## TO DO:
Lift every line from the entries that includes the word "Seite".

## MATERIAL FOR THIS EXERCISE:

────────────────────

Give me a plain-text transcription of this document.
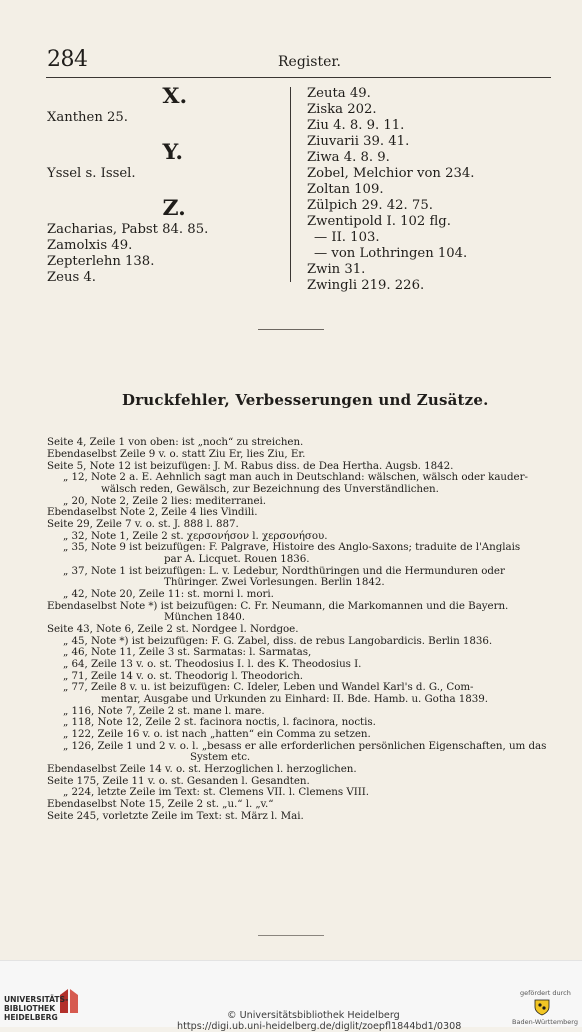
284	Register.
X.
Xanthen 25.
Y.
Yssel s. Issel.
Z.
Zacharias, Pabst 84. 85.
Zamolxis 49.
Zepterlehn 138.
Zeus 4.
Zeuta 49.
Ziska 202.
Ziu 4. 8. 9. 11.
Ziuvarii 39. 41.
Ziwa 4. 8. 9.
Zobel, Melchior von 234.
Zoltan 109.
Zülpich 29. 42. 75.
Zwentipold I. 102 flg.
— II. 103.
— von Lothringen 104.
Zwin 31.
Zwingli 219. 226.
Druckfehler, Verbesserungen und Zusätze.
Seite 4, Zeile 1 von oben: ist „noch“ zu streichen.
Ebendaselbst Zeile 9 v. o. statt Ziu Er, lies Ziu, Er.
Seite 5, Note 12 ist beizufügen: J. M. Rabus diss. de Dea Hertha. Augsb. 1842.
„ 12, Note 2 a. E. Aehnlich sagt man auch in Deutschland: wälschen, wälsch oder kauder-
wälsch reden, Gewälsch, zur Bezeichnung des Unverständlichen.
„ 20, Note 2, Zeile 2 lies: mediterranei.
Ebendaselbst Note 2, Zeile 4 lies Vindili.
Seite 29, Zeile 7 v. o. st. J. 888 l. 887.
„ 32, Note 1, Zeile 2 st. χερσονήσον l. χερσονήσου.
„ 35, Note 9 ist beizufügen: F. Palgrave, Histoire des Anglo-Saxons; traduite de l'Anglais
par A. Licquet. Rouen 1836.
„ 37, Note 1 ist beizufügen: L. v. Ledebur, Nordthüringen und die Hermunduren oder
Thüringer. Zwei Vorlesungen. Berlin 1842.
„ 42, Note 20, Zeile 11: st. morni l. mori.
Ebendaselbst Note *) ist beizufügen: C. Fr. Neumann, die Markomannen und die Bayern.
München 1840.
Seite 43, Note 6, Zeile 2 st. Nordgee l. Nordgoe.
„ 45, Note *) ist beizufügen: F. G. Zabel, diss. de rebus Langobardicis. Berlin 1836.
„ 46, Note 11, Zeile 3 st. Sarmatas: l. Sarmatas,
„ 64, Zeile 13 v. o. st. Theodosius I. l. des K. Theodosius I.
„ 71, Zeile 14 v. o. st. Theodorig l. Theodorich.
„ 77, Zeile 8 v. u. ist beizufügen: C. Ideler, Leben und Wandel Karl's d. G., Com-
mentar, Ausgabe und Urkunden zu Einhard: II. Bde. Hamb. u. Gotha 1839.
„ 116, Note 7, Zeile 2 st. mane l. mare.
„ 118, Note 12, Zeile 2 st. facinora noctis, l. facinora, noctis.
„ 122, Zeile 16 v. o. ist nach „hatten“ ein Comma zu setzen.
„ 126, Zeile 1 und 2 v. o. l. „besass er alle erforderlichen persönlichen Eigenschaften, um das
System etc.
Ebendaselbst Zeile 14 v. o. st. Herzoglichen l. herzoglichen.
Seite 175, Zeile 11 v. o. st. Gesanden l. Gesandten.
„ 224, letzte Zeile im Text: st. Clemens VII. l. Clemens VIII.
Ebendaselbst Note 15, Zeile 2 st. „u.“ l. „v.“
Seite 245, vorletzte Zeile im Text: st. März l. Mai.
UNIVERSITÄTS-
BIBLIOTHEK
HEIDELBERG	© Universitätsbibliothek Heidelberg
https://digi.ub.uni-heidelberg.de/diglit/zoepfl1844bd1/0308
gefördert durch
Baden-Württemberg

────────────────────

## RESPONSE TO THE TASK:
Seite 4, Zeile 1 von oben: ist „noch“ zu streichen.
Seite 5, Note 12 ist beizufügen: J. M. Rabus diss. de Dea Hertha. Augsb. 1842.
Seite 29, Zeile 7 v. o. st. J. 888 l. 887.
Seite 43, Note 6, Zeile 2 st. Nordgee l. Nordgoe.
Seite 175, Zeile 11 v. o. st. Gesanden l. Gesandten.
Seite 245, vorletzte Zeile im Text: st. März l. Mai.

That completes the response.